───── Exercise input ─────

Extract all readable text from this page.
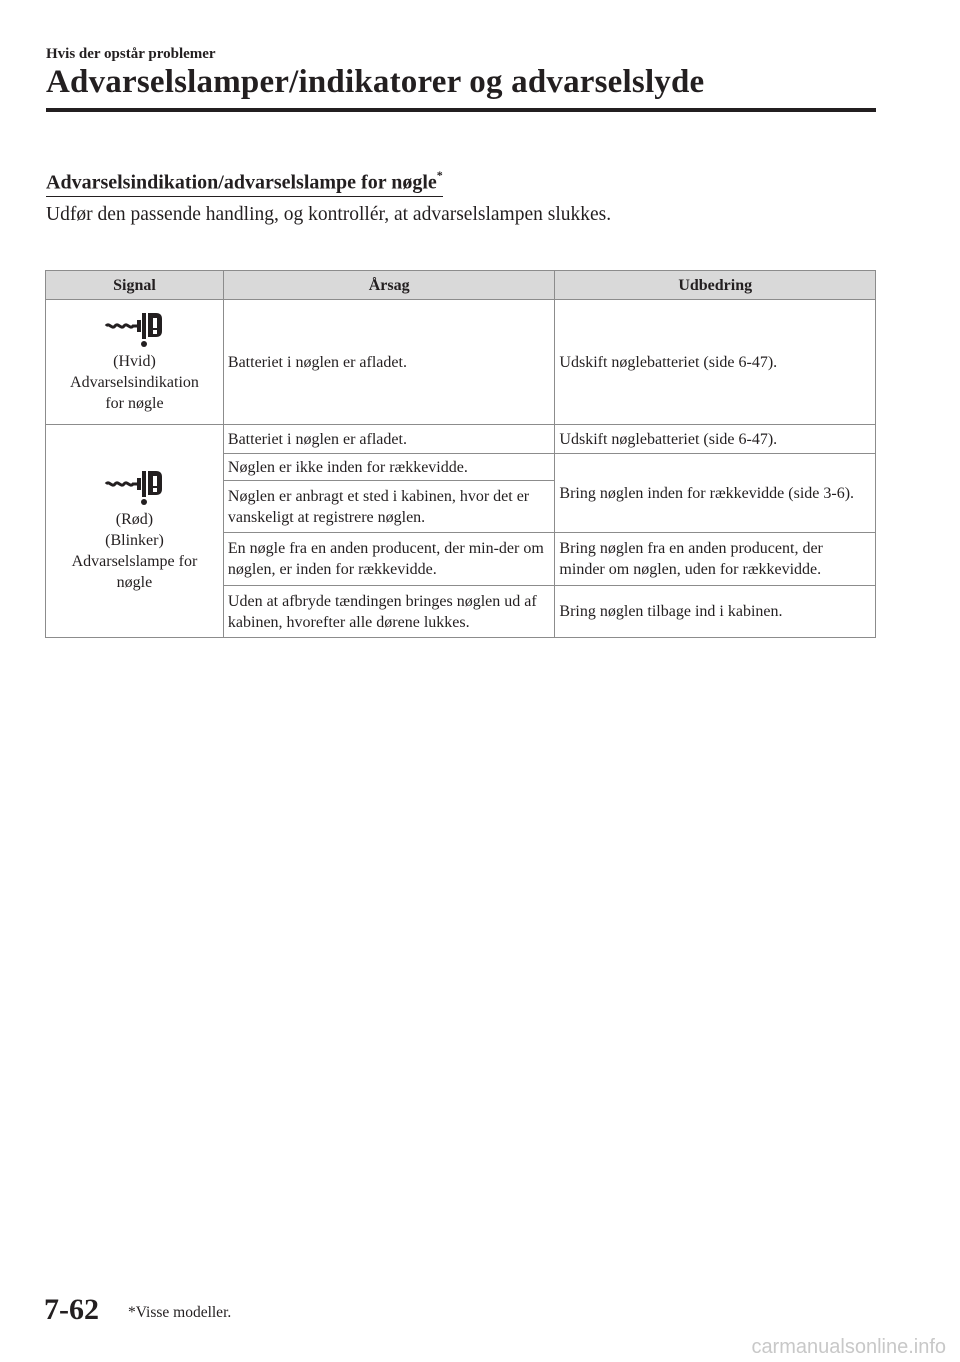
Hvis der opstår problemer
Advarselslamper/indikatorer og advarselslyde
Advarselsindikation/advarselslampe for nøgle*
Udfør den passende handling, og kontrollér, at advarselslampen slukkes.
Signal	Årsag	Udbedring

(Hvid)
Advarselsindikation
for nøgle	Batteriet i nøglen er afladet.	Udskift nøglebatteriet (side 6-47).

(Rød)
(Blinker)
Advarselslampe for
nøgle	Batteriet i nøglen er afladet.	Udskift nøglebatteriet (side 6-47).
	Nøglen er ikke inden for rækkevidde.	Bring nøglen inden for rækkevidde (side 3-6).
	Nøglen er anbragt et sted i kabinen, hvor det er vanskeligt at registrere nøglen.	
	En nøgle fra en anden producent, der min-der om nøglen, er inden for rækkevidde.	Bring nøglen fra en anden producent, der minder om nøglen, uden for rækkevidde.
	Uden at afbryde tændingen bringes nøglen ud af kabinen, hvorefter alle dørene lukkes.	Bring nøglen tilbage ind i kabinen.
7-62 *Visse modeller.
carmanualsonline.info
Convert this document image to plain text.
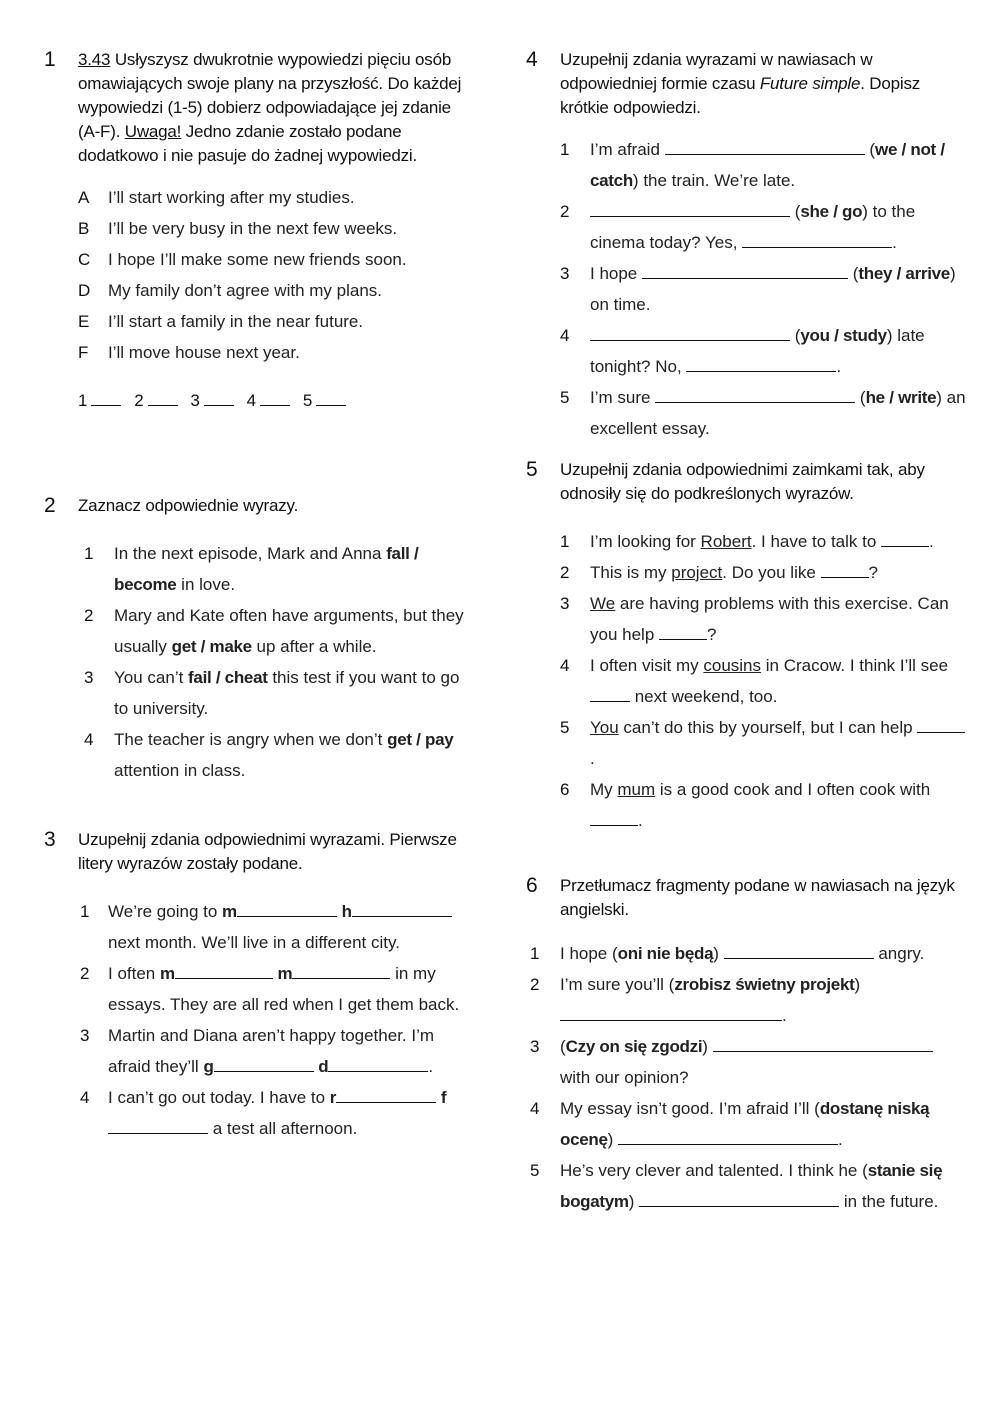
1 3.43 Usłyszysz dwukrotnie wypowiedzi pięciu osób omawiających swoje plany na przyszłość. Do każdej wypowiedzi (1-5) dobierz odpowiadające jej zdanie (A-F). Uwaga! Jedno zdanie zostało podane dodatkowo i nie pasuje do żadnej wypowiedzi.
A I’ll start working after my studies.
B I’ll be very busy in the next few weeks.
C I hope I’ll make some new friends soon.
D My family don’t agree with my plans.
E I’ll start a family in the near future.
F I’ll move house next year.
1	2	3	4	5
2 Zaznacz odpowiednie wyrazy.
1 In the next episode, Mark and Anna fall / become in love.
2 Mary and Kate often have arguments, but they usually get / make up after a while.
3 You can’t fail / cheat this test if you want to go to university.
4 The teacher is angry when we don’t get / pay attention in class.
3 Uzupełnij zdania odpowiednimi wyrazami. Pierwsze litery wyrazów zostały podane.
1 We’re going to m	h next month. We’ll live in a different city.
2 I often m	m	in my essays. They are all red when I get them back.
3 Martin and Diana aren’t happy together. I’m afraid they’ll g	d	.
4 I can’t go out today. I have to r	f a test all afternoon.
4 Uzupełnij zdania wyrazami w nawiasach w odpowiedniej formie czasu Future simple. Dopisz krótkie odpowiedzi.
1 I’m afraid	(we / not / catch) the train. We’re late.
2	(she / go) to the cinema today? Yes,	.
3 I hope	(they / arrive) on time.
4	(you / study) late tonight? No,	.
5 I’m sure	(he / write) an excellent essay.
5 Uzupełnij zdania odpowiednimi zaimkami tak, aby odnosiły się do podkreślonych wyrazów.
1 I’m looking for Robert. I have to talk to	.
2 This is my project. Do you like	?
3 We are having problems with this exercise. Can you help	?
4 I often visit my cousins in Cracow. I think I’ll see  next weekend, too.
5 You can’t do this by yourself, but I can help .
6 My mum is a good cook and I often cook with .
6 Przetłumacz fragmenty podane w nawiasach na język angielski.
1 I hope (oni nie będą)	angry.
2 I’m sure you’ll (zrobisz świetny projekt) .
3 (Czy on się zgodzi)  with our opinion?
4 My essay isn’t good. I’m afraid I’ll (dostanę niską ocenę)	.
5 He’s very clever and talented. I think he (stanie się bogatym)	in the future.
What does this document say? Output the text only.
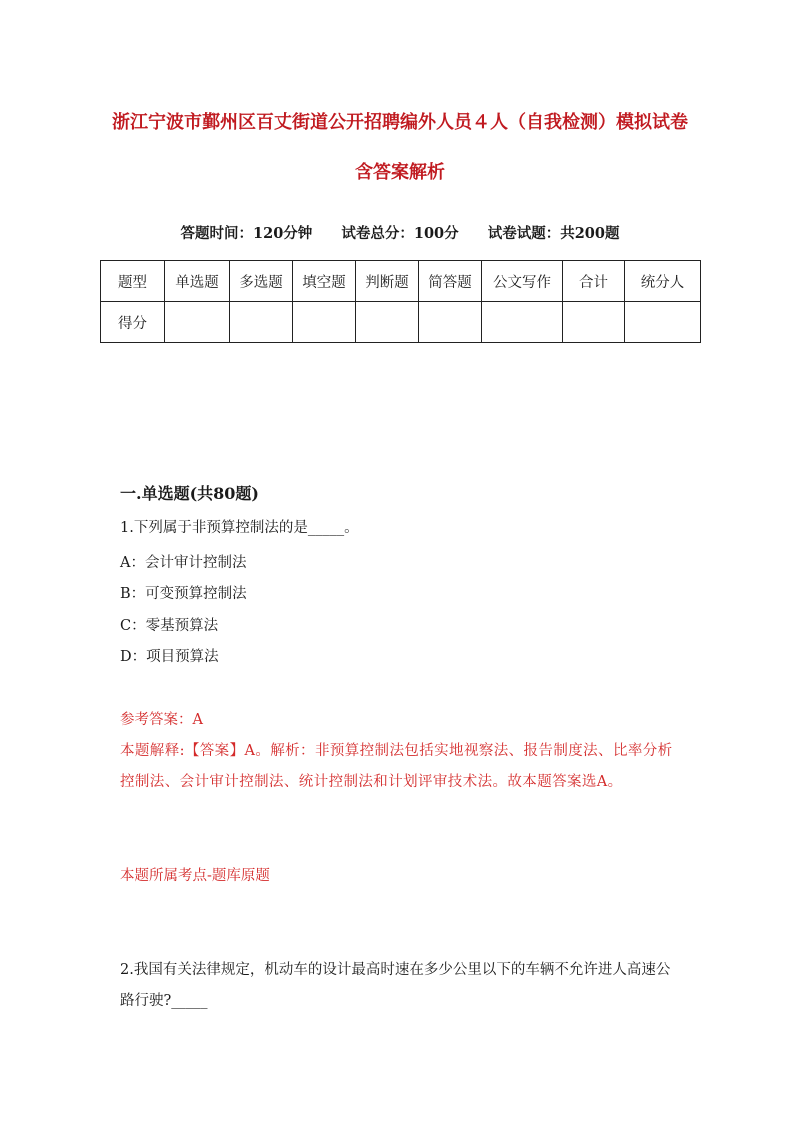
浙江宁波市鄞州区百丈街道公开招聘编外人员４人（自我检测）模拟试卷含答案解析
答题时间：120分钟 试卷总分：100分 试卷试题：共200题
题型	单选题	多选题	填空题	判断题	简答题	公文写作	合计	统分人
得分								
一.单选题(共80题)
1.下列属于非预算控制法的是_____。
A：会计审计控制法
B：可变预算控制法
C：零基预算法
D：项目预算法
参考答案：A
本题解释:【答案】A。解析：非预算控制法包括实地视察法、报告制度法、比率分析控制法、会计审计控制法、统计控制法和计划评审技术法。故本题答案选A。
本题所属考点-题库原题
2.我国有关法律规定，机动车的设计最高时速在多少公里以下的车辆不允许进人高速公路行驶?_____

─────

• **Directions**
Produce an exact reproduction of the lines from the line containing "What does this" through the last line of the records. Any picture is left out.

• **Answer to this exercise**
What does this document say? Output the text only.
浙江宁波市鄞州区百丈街道公开招聘编外人员４人（自我检测）模拟试卷含答案解析
答题时间：120分钟 试卷总分：100分 试卷试题：共200题
题型	单选题	多选题	填空题	判断题	简答题	公文写作	合计	统分人
得分								
一.单选题(共80题)
1.下列属于非预算控制法的是_____。
A：会计审计控制法
B：可变预算控制法
C：零基预算法
D：项目预算法
参考答案：A
本题解释:【答案】A。解析：非预算控制法包括实地视察法、报告制度法、比率分析控制法、会计审计控制法、统计控制法和计划评审技术法。故本题答案选A。
本题所属考点-题库原题
2.我国有关法律规定，机动车的设计最高时速在多少公里以下的车辆不允许进人高速公路行驶?_____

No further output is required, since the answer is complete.